_Reading passage_
-------------------------
Distributed variable-block sparse matrices with fast block kernels + thresholded SpMM. Python-first, MPI-scalable, designed for localized-orbital Hamiltonians and multi-DOF PDE systems.
Why VBCSR?
- Hardware-Accelerated Performance: Leveraging SIMD (AVX/AVX2) instructions, precaching and threading, VBCSR delivers state-of-the-art performance for block-sparse matrix operations.
- Easy Integration: Header-only C++ core for easy inclusion in both Python and C++ projects.
- Pythonic & Intuitive: Perform complex linear algebra using natural Python syntax (
A * x,A + B,A @ B) and standard NumPy arrays. - Scalable & Distributed: Built on MPI to handle massive datasets across distributed computing clusters.
- Seamless Integration: Drop-in compatibility with SciPy solvers (
scipy.sparse.linalg) for easy integration into existing workflows.
VBCSR is designed for complex physics and engineering simulations where block-sparse structures are natural.
Compute the density matrix of a large-scale system using McWeeny Purification. VBCSR's filtered SpMM ensures the matrix remains sparse throughout the iteration. See /examples/ex07_graphene_purification.py for a full implementation.
# 1. Create a large-scale tight-binding Hamiltonian (e.g., 5000 blocks)
H = VBCSR.create_random(global_blocks=5000, block_size_min=4, block_size_max=8)
# 2. Simple spectral scaling
H.scale(0.1); H.shift(0.5)
# 3. McWeeny Purification: P_{n+1} = 3P_n^2 - 2P_n^3
P = H.copy()
for _ in range(10):
P2 = P.spmm(P, threshold=1e-5)
P = 3.0 * P2 - 2.0 * P2.spmm(P, threshold=1e-5)
# P is now the density matrix, distributed across your MPI cluster!Compute the Density of States (DOS) using the Kernel Polynomial Method (KPM) with stochastic trace estimation. See examples/ex08_graphene_dos.py for a full implementation.
energies, dos = compute_kpm_dos(H, num_moments=200, num_random_vecs=10)- Quantum Dynamics: Propagate wavepackets in time using Chebyshev expansion (
examples/ex09_graphene_dynamics.py).
-------------------------
_Entries shown_
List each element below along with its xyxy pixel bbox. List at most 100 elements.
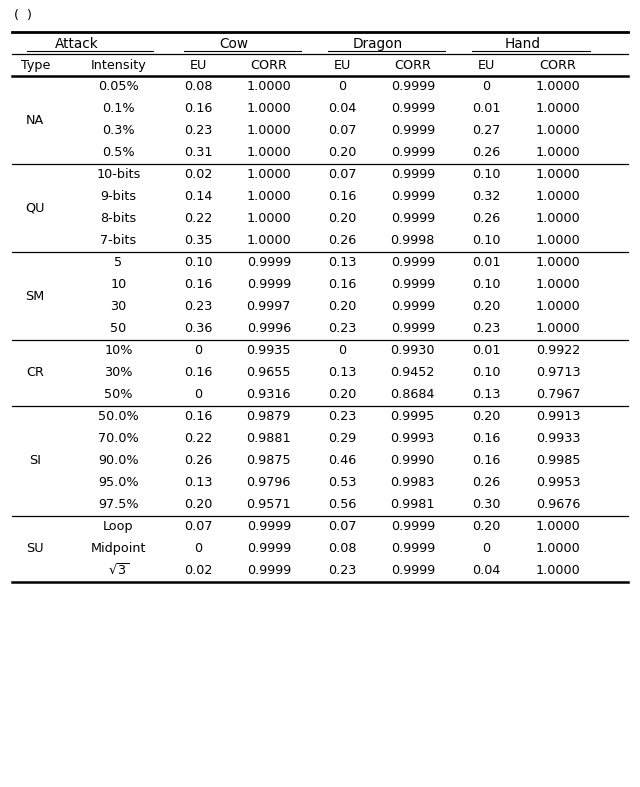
Text: 0.04: 0.04 <box>328 102 356 115</box>
Text: 0.9953: 0.9953 <box>536 476 580 489</box>
Text: 0.36: 0.36 <box>184 322 212 335</box>
Text: 0.9983: 0.9983 <box>390 476 435 489</box>
Text: 0.9316: 0.9316 <box>246 388 291 401</box>
Text: Intensity: Intensity <box>90 59 147 72</box>
Text: 0.9985: 0.9985 <box>536 454 580 467</box>
Text: 0.1%: 0.1% <box>102 102 134 115</box>
Text: 0.16: 0.16 <box>328 278 356 291</box>
Text: 1.0000: 1.0000 <box>536 564 580 577</box>
Text: 0.20: 0.20 <box>472 410 500 423</box>
Text: 0: 0 <box>483 542 490 555</box>
Text: 0.9933: 0.9933 <box>536 432 580 445</box>
Text: 0.16: 0.16 <box>184 410 212 423</box>
Text: 1.0000: 1.0000 <box>536 190 580 203</box>
Text: 8-bits: 8-bits <box>100 212 136 225</box>
Text: 0.9999: 0.9999 <box>390 146 435 159</box>
Text: 0.9999: 0.9999 <box>246 520 291 533</box>
Text: 0.26: 0.26 <box>184 454 212 467</box>
Text: 0.56: 0.56 <box>328 498 356 511</box>
Text: 0.9990: 0.9990 <box>390 454 435 467</box>
Text: 0.20: 0.20 <box>328 388 356 401</box>
Text: 0.26: 0.26 <box>472 212 500 225</box>
Text: 0.9999: 0.9999 <box>390 564 435 577</box>
Text: 0.23: 0.23 <box>184 300 212 313</box>
Text: 90.0%: 90.0% <box>98 454 139 467</box>
Text: 0.9999: 0.9999 <box>390 278 435 291</box>
Text: 0.9999: 0.9999 <box>390 256 435 269</box>
Text: 50%: 50% <box>104 388 132 401</box>
Text: 0.10: 0.10 <box>184 256 212 269</box>
Text: 0: 0 <box>195 388 202 401</box>
Text: 0: 0 <box>483 80 490 93</box>
Text: 0.22: 0.22 <box>184 212 212 225</box>
Text: 1.0000: 1.0000 <box>536 102 580 115</box>
Text: 0: 0 <box>339 80 346 93</box>
Text: Cow: Cow <box>219 37 248 51</box>
Text: 0.26: 0.26 <box>328 234 356 247</box>
Text: 0.9999: 0.9999 <box>390 124 435 137</box>
Text: 0.9995: 0.9995 <box>390 410 435 423</box>
Text: 0.07: 0.07 <box>328 124 356 137</box>
Text: (  ): ( ) <box>13 9 31 21</box>
Text: 0.9713: 0.9713 <box>536 366 580 379</box>
Text: 0.9993: 0.9993 <box>390 432 435 445</box>
Text: 0.23: 0.23 <box>328 564 356 577</box>
Text: 0.9913: 0.9913 <box>536 410 580 423</box>
Text: 0.9999: 0.9999 <box>390 212 435 225</box>
Text: 1.0000: 1.0000 <box>246 146 291 159</box>
Text: CORR: CORR <box>250 59 287 72</box>
Text: 0.3%: 0.3% <box>102 124 134 137</box>
Text: CORR: CORR <box>540 59 577 72</box>
Text: 50: 50 <box>110 322 127 335</box>
Text: 0.9996: 0.9996 <box>246 322 291 335</box>
Text: 1.0000: 1.0000 <box>536 146 580 159</box>
Text: 0.16: 0.16 <box>328 190 356 203</box>
Text: 5: 5 <box>115 256 122 269</box>
Text: 0.9997: 0.9997 <box>246 300 291 313</box>
Text: 1.0000: 1.0000 <box>246 168 291 181</box>
Text: 1.0000: 1.0000 <box>536 168 580 181</box>
Text: 0.20: 0.20 <box>472 520 500 533</box>
Text: QU: QU <box>26 201 45 215</box>
Text: 0.13: 0.13 <box>328 256 356 269</box>
Text: 70.0%: 70.0% <box>98 432 139 445</box>
Text: $\sqrt{3}$: $\sqrt{3}$ <box>108 563 129 578</box>
Text: 0: 0 <box>339 344 346 357</box>
Text: 0: 0 <box>195 344 202 357</box>
Text: 0.9922: 0.9922 <box>536 344 580 357</box>
Text: 0.07: 0.07 <box>328 168 356 181</box>
Text: 0.16: 0.16 <box>184 366 212 379</box>
Text: 0.07: 0.07 <box>184 520 212 533</box>
Text: SI: SI <box>29 455 41 467</box>
Text: 0.8684: 0.8684 <box>390 388 435 401</box>
Text: 0.9999: 0.9999 <box>390 300 435 313</box>
Text: 0.16: 0.16 <box>184 278 212 291</box>
Text: 1.0000: 1.0000 <box>246 102 291 115</box>
Text: 0.10: 0.10 <box>472 366 500 379</box>
Text: 0.9999: 0.9999 <box>246 564 291 577</box>
Text: 0.9999: 0.9999 <box>390 190 435 203</box>
Text: 0.02: 0.02 <box>184 564 212 577</box>
Text: 0.14: 0.14 <box>184 190 212 203</box>
Text: 0.9999: 0.9999 <box>390 168 435 181</box>
Text: 0.9875: 0.9875 <box>246 454 291 467</box>
Text: 1.0000: 1.0000 <box>246 234 291 247</box>
Text: 0.7967: 0.7967 <box>536 388 580 401</box>
Text: Type: Type <box>20 59 50 72</box>
Text: Attack: Attack <box>55 37 99 51</box>
Text: 0.16: 0.16 <box>184 102 212 115</box>
Text: 0.35: 0.35 <box>184 234 212 247</box>
Text: 0.26: 0.26 <box>472 476 500 489</box>
Text: 0.20: 0.20 <box>184 498 212 511</box>
Text: 97.5%: 97.5% <box>98 498 139 511</box>
Text: 10-bits: 10-bits <box>96 168 141 181</box>
Text: 0.10: 0.10 <box>472 234 500 247</box>
Text: 1.0000: 1.0000 <box>536 256 580 269</box>
Text: Midpoint: Midpoint <box>91 542 146 555</box>
Text: 0.01: 0.01 <box>472 344 500 357</box>
Text: 0.23: 0.23 <box>184 124 212 137</box>
Text: 9-bits: 9-bits <box>100 190 136 203</box>
Text: Dragon: Dragon <box>353 37 403 51</box>
Text: 1.0000: 1.0000 <box>536 124 580 137</box>
Text: 0.04: 0.04 <box>472 564 500 577</box>
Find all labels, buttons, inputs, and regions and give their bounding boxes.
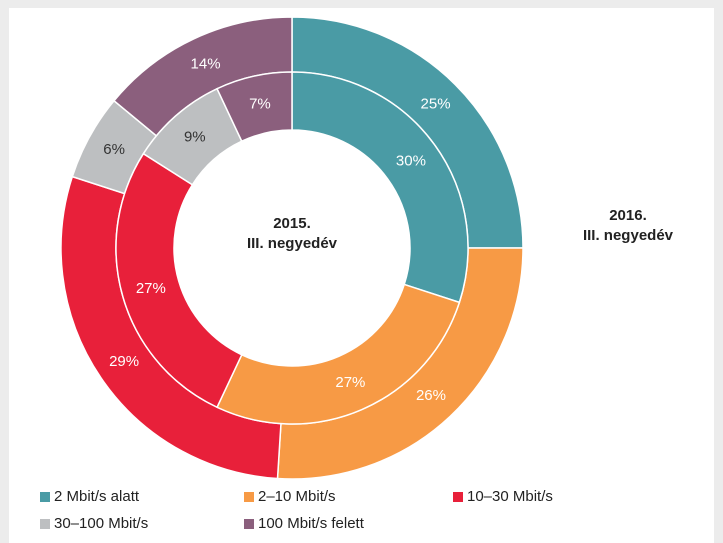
value-label: 6% <box>103 141 125 158</box>
legend-label: 100 Mbit/s felett <box>258 515 365 532</box>
ring-label: 2016. <box>609 207 647 224</box>
legend-label: 30–100 Mbit/s <box>54 515 148 532</box>
legend-label: 10–30 Mbit/s <box>467 488 553 505</box>
legend-swatch <box>244 519 254 529</box>
ring-label: III. negyedév <box>583 227 674 244</box>
value-label: 30% <box>396 153 426 170</box>
value-label: 29% <box>109 353 139 370</box>
donut-segment <box>216 71 293 143</box>
value-label: 9% <box>184 129 206 146</box>
legend-swatch <box>244 492 254 502</box>
value-label: 14% <box>191 55 221 72</box>
donut-segment <box>291 71 469 304</box>
value-label: 7% <box>249 96 271 113</box>
legend-swatch <box>40 519 50 529</box>
legend-label: 2–10 Mbit/s <box>258 488 336 505</box>
ring-label: III. negyedév <box>247 235 338 252</box>
value-label: 26% <box>416 387 446 404</box>
value-label: 27% <box>335 374 365 391</box>
value-label: 27% <box>136 280 166 297</box>
legend-swatch <box>40 492 50 502</box>
donut-segment <box>115 152 243 409</box>
ring-label: 2015. <box>273 215 311 232</box>
value-label: 25% <box>421 95 451 112</box>
legend-label: 2 Mbit/s alatt <box>54 488 140 505</box>
donut-segment <box>216 283 461 425</box>
legend-swatch <box>453 492 463 502</box>
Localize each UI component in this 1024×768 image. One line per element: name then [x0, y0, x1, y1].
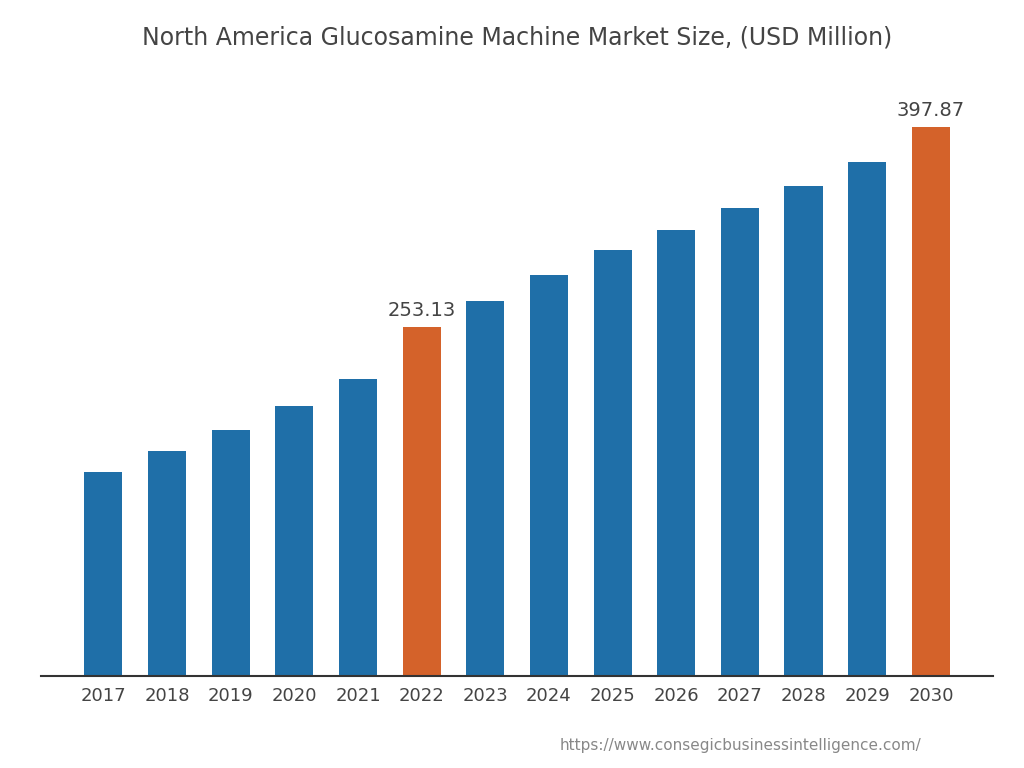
Text: 397.87: 397.87: [897, 101, 965, 121]
Bar: [594, 250, 632, 676]
Bar: [275, 406, 313, 676]
Bar: [212, 430, 250, 676]
Bar: [84, 472, 123, 676]
Bar: [784, 187, 822, 676]
Bar: [339, 379, 377, 676]
Bar: [402, 327, 440, 676]
Title: North America Glucosamine Machine Market Size, (USD Million): North America Glucosamine Machine Market…: [142, 25, 892, 49]
Bar: [721, 208, 759, 676]
Text: https://www.consegicbusinessintelligence.com/: https://www.consegicbusinessintelligence…: [560, 737, 922, 753]
Bar: [911, 127, 950, 676]
Bar: [529, 275, 568, 676]
Bar: [466, 301, 505, 676]
Bar: [848, 161, 887, 676]
Text: 253.13: 253.13: [387, 301, 456, 320]
Bar: [657, 230, 695, 676]
Bar: [147, 451, 186, 676]
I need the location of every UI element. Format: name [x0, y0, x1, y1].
-------------------------
_Task set_
- a) According to the VBCSR description, which instructions does VBCSR use for hardware acceleration?
- b) Summarize the VBCSR description in two sentences.
- c) Give a continuation of the VBCSR description that starts after its final line.
The data comes from a separate source.

_Final results_
- a) SIMD instructions (AVX/AVX2).

- b) VBCSR is a Python-first, MPI-scalable library of distributed variable-block sparse matrices with fast block kernels and thresholded SpMM, built for localized-orbital Hamiltonians and multi-DOF PDE systems. It uses SIMD instructions, precaching and threading, and has a header-only C++ core, natural Python syntax with NumPy arrays, and compatibility with SciPy solvers, with examples for McWeeny purification, KPM density of states and quantum dynamics.

- c)
- Variable-Block PDEs: Solve heterogeneous systems (e.g., mixed Truss/Beam elements) with variable DOFs per node (
examples/ex10_variable_pde.py).
VBCSR requires a C++ compiler, MPI, and BLAS/LAPACK (OpenBLAS or MKL).
conda install -c conda-forge openblas/mkl openmpi mpi4py
pip install vbcsrgit clone https://github.com/yourusername/vbcsr.git
cd vbcsr
pip install .For advanced installation options (MKL, OpenMP, etc.), see doc/advanced_installation.md.
- User Guide: Concepts, usage, and examples.
- API Reference: Detailed documentation of classes and methods.
- Advanced Installation: BLAS/MKL and OpenMP tuning.
VBCSR is designed for high-performance block-sparse operations, significantly outperforming standard CSR implementations for block-structured matrices.
| Blocks | Approx Rows | VBCSR Time (s) | SciPy Time (s) | Speedup |
|---|---|---|---|---|
| 500 | ~9000 | 0.0049 | 0.0209 | 4.21x |
| 1000 | ~18000 | 0.0096 | 0.0392 | 4.07x |
| 5000 | ~90000 | 0.0468 | 0.2029 | 4.33x |
| 10000 | ~180000 | 0.0931 | 0.4151 | 4.46x |
| 20000 | ~360000 | 0.1866 | 0.8377 | 4.49x |
VBCSR matrices behave like first-class Python objects, supporting standard arithmetic and seamless integration with the SciPy ecosystem.
Convert any SciPy sparse matrix (BSR or CSR) to a distributed VBCSR matrix in one line.
import scipy.sparse as sp
from vbcsr import VBCSR
# Create a SciPy BSR matrix
A_scipy = sp.bsr_matrix(np.random.rand(100, 100), blocksize=(10, 10))
# Convert to VBCSR (automatically distributed if MPI is initialized)
A = VBCSR.from_scipy(A_scipy)Use standard Python operators for matrix-vector and matrix-matrix operations.
# Matrix-Vector Multiplication (SpMV)
y = A @ x # or A.mult(x)
# Filtered Sparse Matrix-Matrix Multiplication (SpMM)
C = A @ B # or A.spmm(B, threshold=1e-4)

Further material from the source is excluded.